[Stored entries]

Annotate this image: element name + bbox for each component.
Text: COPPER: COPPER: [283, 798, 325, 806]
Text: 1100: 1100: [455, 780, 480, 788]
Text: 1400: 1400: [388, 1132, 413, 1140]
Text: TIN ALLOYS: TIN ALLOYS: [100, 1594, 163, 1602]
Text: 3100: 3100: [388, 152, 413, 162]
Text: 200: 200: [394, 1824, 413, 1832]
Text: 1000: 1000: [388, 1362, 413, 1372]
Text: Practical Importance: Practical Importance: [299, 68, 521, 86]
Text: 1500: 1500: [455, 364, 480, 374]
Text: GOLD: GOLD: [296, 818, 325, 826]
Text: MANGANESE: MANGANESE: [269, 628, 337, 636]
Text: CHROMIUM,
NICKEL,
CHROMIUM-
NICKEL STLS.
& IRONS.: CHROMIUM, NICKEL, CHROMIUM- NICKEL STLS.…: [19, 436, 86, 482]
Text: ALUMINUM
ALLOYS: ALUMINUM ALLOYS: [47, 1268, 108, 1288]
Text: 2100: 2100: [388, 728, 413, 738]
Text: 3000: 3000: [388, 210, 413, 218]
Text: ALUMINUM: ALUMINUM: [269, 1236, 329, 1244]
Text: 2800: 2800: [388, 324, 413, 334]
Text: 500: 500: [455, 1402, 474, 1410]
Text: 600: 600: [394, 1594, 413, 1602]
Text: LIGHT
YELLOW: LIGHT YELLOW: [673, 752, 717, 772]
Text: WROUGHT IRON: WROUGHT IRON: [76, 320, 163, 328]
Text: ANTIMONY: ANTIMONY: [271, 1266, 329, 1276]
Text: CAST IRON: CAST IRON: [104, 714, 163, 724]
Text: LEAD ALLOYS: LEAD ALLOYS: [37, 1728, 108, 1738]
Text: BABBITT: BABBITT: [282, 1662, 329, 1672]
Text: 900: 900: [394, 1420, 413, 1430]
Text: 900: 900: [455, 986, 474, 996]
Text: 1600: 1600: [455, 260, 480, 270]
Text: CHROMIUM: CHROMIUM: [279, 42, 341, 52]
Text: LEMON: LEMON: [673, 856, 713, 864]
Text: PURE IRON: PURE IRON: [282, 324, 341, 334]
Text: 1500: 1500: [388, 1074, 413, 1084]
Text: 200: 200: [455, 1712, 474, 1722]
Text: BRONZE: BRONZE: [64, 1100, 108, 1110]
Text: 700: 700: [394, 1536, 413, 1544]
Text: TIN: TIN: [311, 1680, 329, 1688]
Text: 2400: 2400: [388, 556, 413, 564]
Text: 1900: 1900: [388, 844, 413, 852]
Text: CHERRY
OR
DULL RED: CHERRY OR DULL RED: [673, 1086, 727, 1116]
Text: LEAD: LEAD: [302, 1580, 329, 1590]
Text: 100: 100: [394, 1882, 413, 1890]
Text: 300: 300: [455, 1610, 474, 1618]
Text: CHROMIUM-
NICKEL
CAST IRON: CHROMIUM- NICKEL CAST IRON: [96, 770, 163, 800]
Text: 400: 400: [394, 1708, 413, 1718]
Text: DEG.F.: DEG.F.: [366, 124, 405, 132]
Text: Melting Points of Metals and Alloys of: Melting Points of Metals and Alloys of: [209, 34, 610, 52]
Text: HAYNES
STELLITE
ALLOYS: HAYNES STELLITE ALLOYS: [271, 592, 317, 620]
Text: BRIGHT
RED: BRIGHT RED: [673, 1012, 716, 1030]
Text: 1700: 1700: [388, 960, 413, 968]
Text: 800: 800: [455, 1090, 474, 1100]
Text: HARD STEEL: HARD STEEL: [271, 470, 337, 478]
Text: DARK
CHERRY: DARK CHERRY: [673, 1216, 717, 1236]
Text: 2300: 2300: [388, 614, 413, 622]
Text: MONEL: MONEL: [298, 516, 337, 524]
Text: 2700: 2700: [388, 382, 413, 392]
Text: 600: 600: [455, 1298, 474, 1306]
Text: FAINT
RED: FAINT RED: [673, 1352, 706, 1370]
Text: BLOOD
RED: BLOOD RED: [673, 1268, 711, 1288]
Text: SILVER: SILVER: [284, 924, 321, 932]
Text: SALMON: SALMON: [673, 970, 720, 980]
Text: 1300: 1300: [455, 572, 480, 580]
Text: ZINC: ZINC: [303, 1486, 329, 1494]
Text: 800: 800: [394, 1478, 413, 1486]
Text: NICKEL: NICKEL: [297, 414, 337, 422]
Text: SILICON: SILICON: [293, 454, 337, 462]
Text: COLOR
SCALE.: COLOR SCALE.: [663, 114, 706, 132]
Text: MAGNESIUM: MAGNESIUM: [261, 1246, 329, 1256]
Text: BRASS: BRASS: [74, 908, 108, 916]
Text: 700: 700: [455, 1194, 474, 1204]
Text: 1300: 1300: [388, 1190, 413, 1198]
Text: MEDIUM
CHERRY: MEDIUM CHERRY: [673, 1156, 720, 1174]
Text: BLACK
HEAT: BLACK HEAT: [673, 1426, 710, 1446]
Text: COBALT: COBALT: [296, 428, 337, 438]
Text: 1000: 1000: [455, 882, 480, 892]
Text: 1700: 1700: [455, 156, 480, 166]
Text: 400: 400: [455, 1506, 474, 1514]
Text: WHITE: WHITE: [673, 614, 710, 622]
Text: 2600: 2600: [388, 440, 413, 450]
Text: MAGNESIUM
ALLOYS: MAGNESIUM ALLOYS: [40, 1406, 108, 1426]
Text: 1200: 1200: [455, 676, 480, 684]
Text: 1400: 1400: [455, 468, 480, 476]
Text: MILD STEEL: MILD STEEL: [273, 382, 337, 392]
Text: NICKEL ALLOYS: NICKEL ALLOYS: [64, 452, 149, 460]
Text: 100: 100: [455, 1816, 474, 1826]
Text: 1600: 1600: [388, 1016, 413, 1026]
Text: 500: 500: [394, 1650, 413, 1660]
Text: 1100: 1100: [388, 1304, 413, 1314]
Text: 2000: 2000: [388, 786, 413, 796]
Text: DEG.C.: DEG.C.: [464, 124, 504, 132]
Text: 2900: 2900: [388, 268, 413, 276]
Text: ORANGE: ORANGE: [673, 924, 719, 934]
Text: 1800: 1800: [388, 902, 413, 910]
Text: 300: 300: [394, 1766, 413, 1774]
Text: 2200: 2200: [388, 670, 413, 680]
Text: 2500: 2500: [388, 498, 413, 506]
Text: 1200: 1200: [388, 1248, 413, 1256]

** Exercise description **
Rewrite all of the data above, changing "WROUGHT IRON" to "WROUGHT-IRON" and leaving everything else unchanged.

** Answer for this exercise **
Annotate this image: element name + bbox for each component.
Text: COPPER: COPPER: [283, 798, 325, 806]
Text: 1100: 1100: [455, 780, 480, 788]
Text: 1400: 1400: [388, 1132, 413, 1140]
Text: TIN ALLOYS: TIN ALLOYS: [100, 1594, 163, 1602]
Text: 3100: 3100: [388, 152, 413, 162]
Text: 200: 200: [394, 1824, 413, 1832]
Text: 1000: 1000: [388, 1362, 413, 1372]
Text: Practical Importance: Practical Importance: [299, 68, 521, 86]
Text: 1500: 1500: [455, 364, 480, 374]
Text: GOLD: GOLD: [296, 818, 325, 826]
Text: MANGANESE: MANGANESE: [269, 628, 337, 636]
Text: CHROMIUM,
NICKEL,
CHROMIUM-
NICKEL STLS.
& IRONS.: CHROMIUM, NICKEL, CHROMIUM- NICKEL STLS.…: [19, 436, 86, 482]
Text: ALUMINUM
ALLOYS: ALUMINUM ALLOYS: [47, 1268, 108, 1288]
Text: 2100: 2100: [388, 728, 413, 738]
Text: 3000: 3000: [388, 210, 413, 218]
Text: ALUMINUM: ALUMINUM: [269, 1236, 329, 1244]
Text: 2800: 2800: [388, 324, 413, 334]
Text: 500: 500: [455, 1402, 474, 1410]
Text: 600: 600: [394, 1594, 413, 1602]
Text: LIGHT
YELLOW: LIGHT YELLOW: [673, 752, 717, 772]
Text: WROUGHT-IRON: WROUGHT-IRON: [76, 320, 163, 328]
Text: ANTIMONY: ANTIMONY: [271, 1266, 329, 1276]
Text: CAST IRON: CAST IRON: [104, 714, 163, 724]
Text: LEAD ALLOYS: LEAD ALLOYS: [37, 1728, 108, 1738]
Text: BABBITT: BABBITT: [282, 1662, 329, 1672]
Text: 900: 900: [394, 1420, 413, 1430]
Text: 900: 900: [455, 986, 474, 996]
Text: 1600: 1600: [455, 260, 480, 270]
Text: CHROMIUM: CHROMIUM: [279, 42, 341, 52]
Text: LEMON: LEMON: [673, 856, 713, 864]
Text: PURE IRON: PURE IRON: [282, 324, 341, 334]
Text: 1500: 1500: [388, 1074, 413, 1084]
Text: 200: 200: [455, 1712, 474, 1722]
Text: BRONZE: BRONZE: [64, 1100, 108, 1110]
Text: 700: 700: [394, 1536, 413, 1544]
Text: TIN: TIN: [311, 1680, 329, 1688]
Text: 2400: 2400: [388, 556, 413, 564]
Text: 1900: 1900: [388, 844, 413, 852]
Text: CHERRY
OR
DULL RED: CHERRY OR DULL RED: [673, 1086, 727, 1116]
Text: LEAD: LEAD: [302, 1580, 329, 1590]
Text: 100: 100: [394, 1882, 413, 1890]
Text: 300: 300: [455, 1610, 474, 1618]
Text: CHROMIUM-
NICKEL
CAST IRON: CHROMIUM- NICKEL CAST IRON: [96, 770, 163, 800]
Text: 400: 400: [394, 1708, 413, 1718]
Text: DEG.F.: DEG.F.: [366, 124, 405, 132]
Text: Melting Points of Metals and Alloys of: Melting Points of Metals and Alloys of: [209, 34, 610, 52]
Text: HAYNES
STELLITE
ALLOYS: HAYNES STELLITE ALLOYS: [271, 592, 317, 620]
Text: BRIGHT
RED: BRIGHT RED: [673, 1012, 716, 1030]
Text: 1700: 1700: [388, 960, 413, 968]
Text: 800: 800: [455, 1090, 474, 1100]
Text: HARD STEEL: HARD STEEL: [271, 470, 337, 478]
Text: DARK
CHERRY: DARK CHERRY: [673, 1216, 717, 1236]
Text: 2300: 2300: [388, 614, 413, 622]
Text: MONEL: MONEL: [298, 516, 337, 524]
Text: 2700: 2700: [388, 382, 413, 392]
Text: 600: 600: [455, 1298, 474, 1306]
Text: FAINT
RED: FAINT RED: [673, 1352, 706, 1370]
Text: BLOOD
RED: BLOOD RED: [673, 1268, 711, 1288]
Text: SILVER: SILVER: [284, 924, 321, 932]
Text: SALMON: SALMON: [673, 970, 720, 980]
Text: 1300: 1300: [455, 572, 480, 580]
Text: ZINC: ZINC: [303, 1486, 329, 1494]
Text: 800: 800: [394, 1478, 413, 1486]
Text: NICKEL: NICKEL: [297, 414, 337, 422]
Text: SILICON: SILICON: [293, 454, 337, 462]
Text: COLOR
SCALE.: COLOR SCALE.: [663, 114, 706, 132]
Text: MAGNESIUM: MAGNESIUM: [261, 1246, 329, 1256]
Text: BRASS: BRASS: [74, 908, 108, 916]
Text: 700: 700: [455, 1194, 474, 1204]
Text: 1300: 1300: [388, 1190, 413, 1198]
Text: MEDIUM
CHERRY: MEDIUM CHERRY: [673, 1156, 720, 1174]
Text: BLACK
HEAT: BLACK HEAT: [673, 1426, 710, 1446]
Text: COBALT: COBALT: [296, 428, 337, 438]
Text: 1000: 1000: [455, 882, 480, 892]
Text: 1700: 1700: [455, 156, 480, 166]
Text: 400: 400: [455, 1506, 474, 1514]
Text: WHITE: WHITE: [673, 614, 710, 622]
Text: 2600: 2600: [388, 440, 413, 450]
Text: MAGNESIUM
ALLOYS: MAGNESIUM ALLOYS: [40, 1406, 108, 1426]
Text: 1200: 1200: [455, 676, 480, 684]
Text: 1400: 1400: [455, 468, 480, 476]
Text: MILD STEEL: MILD STEEL: [273, 382, 337, 392]
Text: NICKEL ALLOYS: NICKEL ALLOYS: [64, 452, 149, 460]
Text: 100: 100: [455, 1816, 474, 1826]
Text: 1600: 1600: [388, 1016, 413, 1026]
Text: 500: 500: [394, 1650, 413, 1660]
Text: 1100: 1100: [388, 1304, 413, 1314]
Text: 2000: 2000: [388, 786, 413, 796]
Text: DEG.C.: DEG.C.: [464, 124, 504, 132]
Text: 2900: 2900: [388, 268, 413, 276]
Text: ORANGE: ORANGE: [673, 924, 719, 934]
Text: 1800: 1800: [388, 902, 413, 910]
Text: 300: 300: [394, 1766, 413, 1774]
Text: 2200: 2200: [388, 670, 413, 680]
Text: 2500: 2500: [388, 498, 413, 506]
Text: 1200: 1200: [388, 1248, 413, 1256]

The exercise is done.